[Rows from a dataset]
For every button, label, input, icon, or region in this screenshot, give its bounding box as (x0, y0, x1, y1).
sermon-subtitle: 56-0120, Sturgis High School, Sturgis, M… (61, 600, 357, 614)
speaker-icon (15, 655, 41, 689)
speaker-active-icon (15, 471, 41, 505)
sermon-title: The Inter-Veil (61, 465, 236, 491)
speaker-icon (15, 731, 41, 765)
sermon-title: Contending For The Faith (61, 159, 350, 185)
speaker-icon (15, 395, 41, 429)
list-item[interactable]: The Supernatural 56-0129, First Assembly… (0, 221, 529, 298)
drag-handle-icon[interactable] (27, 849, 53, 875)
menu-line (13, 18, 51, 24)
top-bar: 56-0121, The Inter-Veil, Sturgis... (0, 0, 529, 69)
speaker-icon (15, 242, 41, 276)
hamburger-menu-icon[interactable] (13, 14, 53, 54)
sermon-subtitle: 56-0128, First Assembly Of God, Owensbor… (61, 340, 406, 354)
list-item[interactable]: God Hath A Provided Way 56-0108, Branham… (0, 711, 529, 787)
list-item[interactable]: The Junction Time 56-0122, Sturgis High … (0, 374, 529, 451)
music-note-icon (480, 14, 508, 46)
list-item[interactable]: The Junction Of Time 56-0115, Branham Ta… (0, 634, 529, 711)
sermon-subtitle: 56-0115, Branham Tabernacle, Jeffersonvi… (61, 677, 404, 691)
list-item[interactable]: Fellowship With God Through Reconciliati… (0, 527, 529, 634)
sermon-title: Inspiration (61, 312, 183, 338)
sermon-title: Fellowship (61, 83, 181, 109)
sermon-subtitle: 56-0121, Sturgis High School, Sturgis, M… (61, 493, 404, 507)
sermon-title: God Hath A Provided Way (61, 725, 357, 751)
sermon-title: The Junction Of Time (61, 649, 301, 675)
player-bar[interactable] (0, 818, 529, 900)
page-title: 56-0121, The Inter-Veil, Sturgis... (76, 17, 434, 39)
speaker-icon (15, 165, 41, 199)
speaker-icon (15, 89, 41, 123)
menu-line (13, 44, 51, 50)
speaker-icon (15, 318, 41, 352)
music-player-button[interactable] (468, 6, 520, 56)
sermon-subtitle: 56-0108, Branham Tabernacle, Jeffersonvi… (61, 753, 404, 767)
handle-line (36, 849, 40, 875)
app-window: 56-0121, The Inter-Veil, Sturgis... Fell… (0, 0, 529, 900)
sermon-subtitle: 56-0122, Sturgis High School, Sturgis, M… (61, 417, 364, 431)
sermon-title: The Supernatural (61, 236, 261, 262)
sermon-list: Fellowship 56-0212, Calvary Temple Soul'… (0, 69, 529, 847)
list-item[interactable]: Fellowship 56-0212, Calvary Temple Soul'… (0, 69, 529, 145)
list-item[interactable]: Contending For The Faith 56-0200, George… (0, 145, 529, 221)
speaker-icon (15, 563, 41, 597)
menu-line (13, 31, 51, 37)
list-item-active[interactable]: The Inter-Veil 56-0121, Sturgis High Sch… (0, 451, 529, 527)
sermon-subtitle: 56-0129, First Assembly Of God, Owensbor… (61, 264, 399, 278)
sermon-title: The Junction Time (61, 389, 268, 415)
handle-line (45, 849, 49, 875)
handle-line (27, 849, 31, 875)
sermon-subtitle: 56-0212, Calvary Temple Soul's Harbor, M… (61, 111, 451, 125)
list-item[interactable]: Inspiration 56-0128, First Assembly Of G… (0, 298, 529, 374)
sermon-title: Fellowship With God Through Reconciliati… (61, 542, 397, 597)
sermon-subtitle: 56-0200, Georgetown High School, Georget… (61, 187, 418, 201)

◆ **The problem**
Rewrite every line of the material above as a numbered list, skipping any blank lines.

◆ **The completed task**
1. For every button, label, input, icon, or region in this screenshot, give its bounding box as (x0, y0, x1, y1).
2. sermon-subtitle: 56-0120, Sturgis High School, Sturgis, M… (61, 600, 357, 614)
3. speaker-icon (15, 655, 41, 689)
4. speaker-active-icon (15, 471, 41, 505)
5. sermon-title: The Inter-Veil (61, 465, 236, 491)
6. speaker-icon (15, 731, 41, 765)
7. sermon-title: Contending For The Faith (61, 159, 350, 185)
8. speaker-icon (15, 395, 41, 429)
9. list-item[interactable]: The Supernatural 56-0129, First Assembly… (0, 221, 529, 298)
10. drag-handle-icon[interactable] (27, 849, 53, 875)
11. menu-line (13, 18, 51, 24)
12. top-bar: 56-0121, The Inter-Veil, Sturgis... (0, 0, 529, 69)
13. speaker-icon (15, 242, 41, 276)
14. hamburger-menu-icon[interactable] (13, 14, 53, 54)
15. sermon-subtitle: 56-0128, First Assembly Of God, Owensbor… (61, 340, 406, 354)
16. list-item[interactable]: God Hath A Provided Way 56-0108, Branham… (0, 711, 529, 787)
17. list-item[interactable]: The Junction Time 56-0122, Sturgis High … (0, 374, 529, 451)
18. music-note-icon (480, 14, 508, 46)
19. list-item[interactable]: The Junction Of Time 56-0115, Branham Ta… (0, 634, 529, 711)
20. sermon-subtitle: 56-0115, Branham Tabernacle, Jeffersonvi… (61, 677, 404, 691)
21. list-item[interactable]: Fellowship With God Through Reconciliati… (0, 527, 529, 634)
22. sermon-title: Inspiration (61, 312, 183, 338)
23. sermon-title: Fellowship (61, 83, 181, 109)
24. sermon-subtitle: 56-0121, Sturgis High School, Sturgis, M… (61, 493, 404, 507)
25. sermon-title: God Hath A Provided Way (61, 725, 357, 751)
26. sermon-title: The Junction Of Time (61, 649, 301, 675)
27. player-bar[interactable] (0, 818, 529, 900)
28. page-title: 56-0121, The Inter-Veil, Sturgis... (76, 17, 434, 39)
29. speaker-icon (15, 165, 41, 199)
30. speaker-icon (15, 89, 41, 123)
31. menu-line (13, 44, 51, 50)
32. speaker-icon (15, 318, 41, 352)
33. music-player-button[interactable] (468, 6, 520, 56)
34. sermon-subtitle: 56-0108, Branham Tabernacle, Jeffersonvi… (61, 753, 404, 767)
35. handle-line (36, 849, 40, 875)
36. app-window: 56-0121, The Inter-Veil, Sturgis... Fell… (0, 0, 529, 900)
37. sermon-subtitle: 56-0122, Sturgis High School, Sturgis, M… (61, 417, 364, 431)
38. sermon-title: The Supernatural (61, 236, 261, 262)
39. sermon-list: Fellowship 56-0212, Calvary Temple Soul'… (0, 69, 529, 847)
40. list-item[interactable]: Fellowship 56-0212, Calvary Temple Soul'… (0, 69, 529, 145)
41. list-item[interactable]: Contending For The Faith 56-0200, George… (0, 145, 529, 221)
42. speaker-icon (15, 563, 41, 597)
43. menu-line (13, 31, 51, 37)
44. list-item-active[interactable]: The Inter-Veil 56-0121, Sturgis High Sch… (0, 451, 529, 527)
45. sermon-subtitle: 56-0129, First Assembly Of God, Owensbor… (61, 264, 399, 278)
46. sermon-title: The Junction Time (61, 389, 268, 415)
47. handle-line (45, 849, 49, 875)
48. handle-line (27, 849, 31, 875)
49. sermon-subtitle: 56-0212, Calvary Temple Soul's Harbor, M… (61, 111, 451, 125)
50. list-item[interactable]: Inspiration 56-0128, First Assembly Of G… (0, 298, 529, 374)
51. sermon-title: Fellowship With God Through Reconciliati… (61, 542, 397, 597)
52. sermon-subtitle: 56-0200, Georgetown High School, Georget… (61, 187, 418, 201)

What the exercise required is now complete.